SHORT EXERCISE -
Locate the word "document" in the data below, then copy every line that holds it.

***** DATA TO USE *****

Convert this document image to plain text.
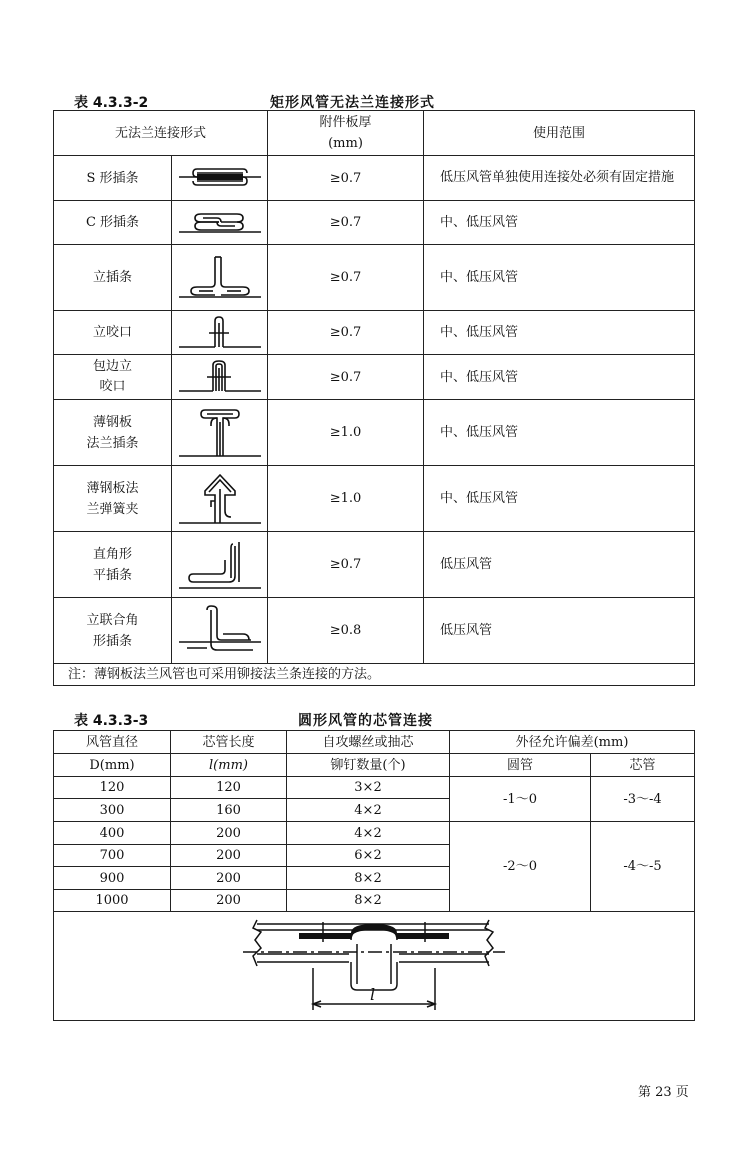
表 4.3.3-2	矩形风管无法兰连接形式
无法兰连接形式		附件板厚
(mm)	使用范围
S 形插条		≥0.7	低压风管单独使用连接处必须有固定措施
C 形插条		≥0.7	中、低压风管
立插条		≥0.7	中、低压风管
立咬口		≥0.7	中、低压风管
包边立
咬口		≥0.7	中、低压风管
薄钢板
法兰插条		≥1.0	中、低压风管
薄钢板法
兰弹簧夹		≥1.0	中、低压风管
直角形
平插条		≥0.7	低压风管
立联合角
形插条		≥0.8	低压风管
注：薄钢板法兰风管也可采用铆接法兰条连接的方法。			
表 4.3.3-3	圆形风管的芯管连接
风管直径	芯管长度	自攻螺丝或抽芯	外径允许偏差(mm)	
D(mm)	l(mm)	铆钉数量(个)	圆管	芯管
120	120	3×2	-1～0	-3～-4
300	160	4×2		
400	200	4×2	-2～0	-4～-5
700	200	6×2		
900	200	8×2		
1000	200	8×2		

l				
第 23 页
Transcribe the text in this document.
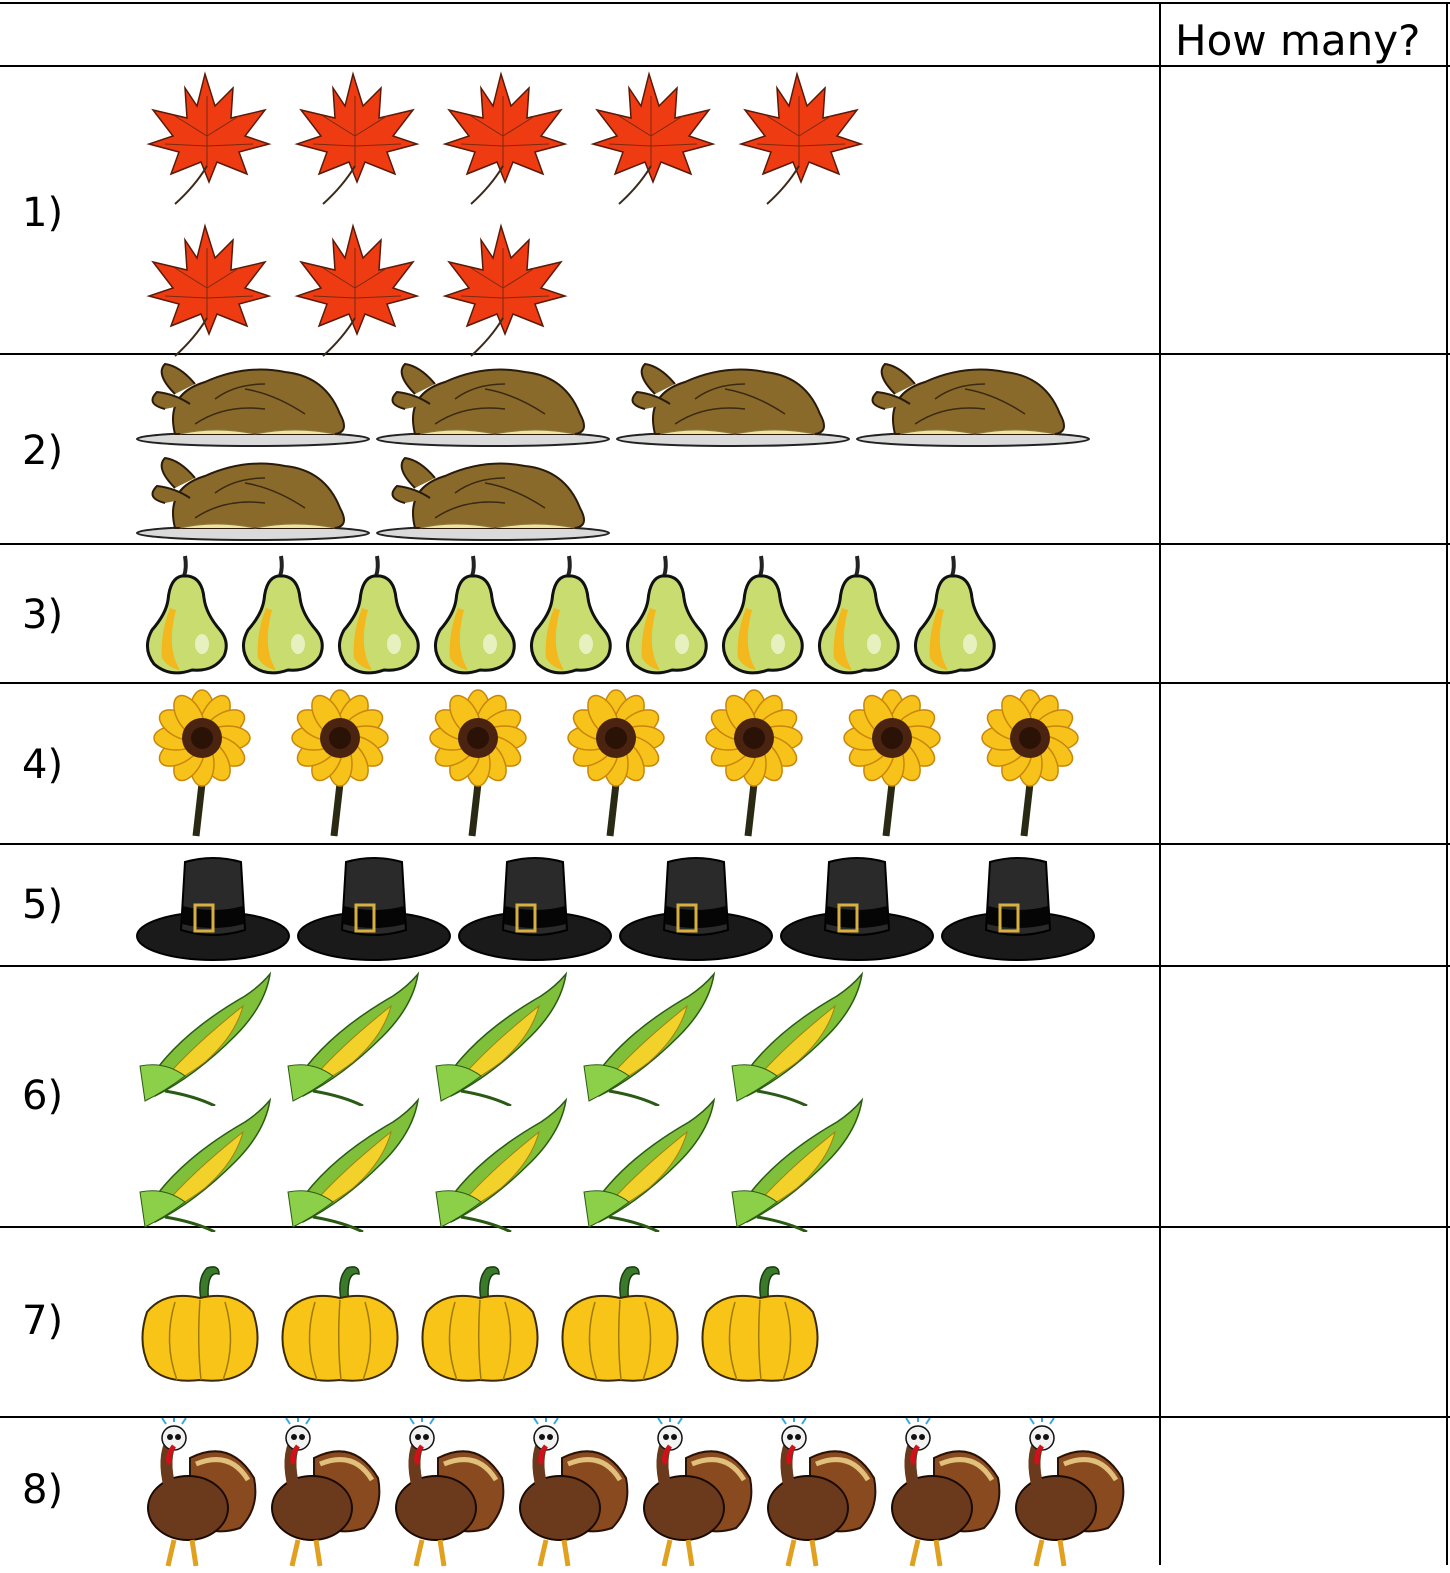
How many?
1)
2)
3)
4)
5)
6)
7)
8)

*****

CORRECT RESULT -
Convert this document image to plain text.
Transcribe the text in this document.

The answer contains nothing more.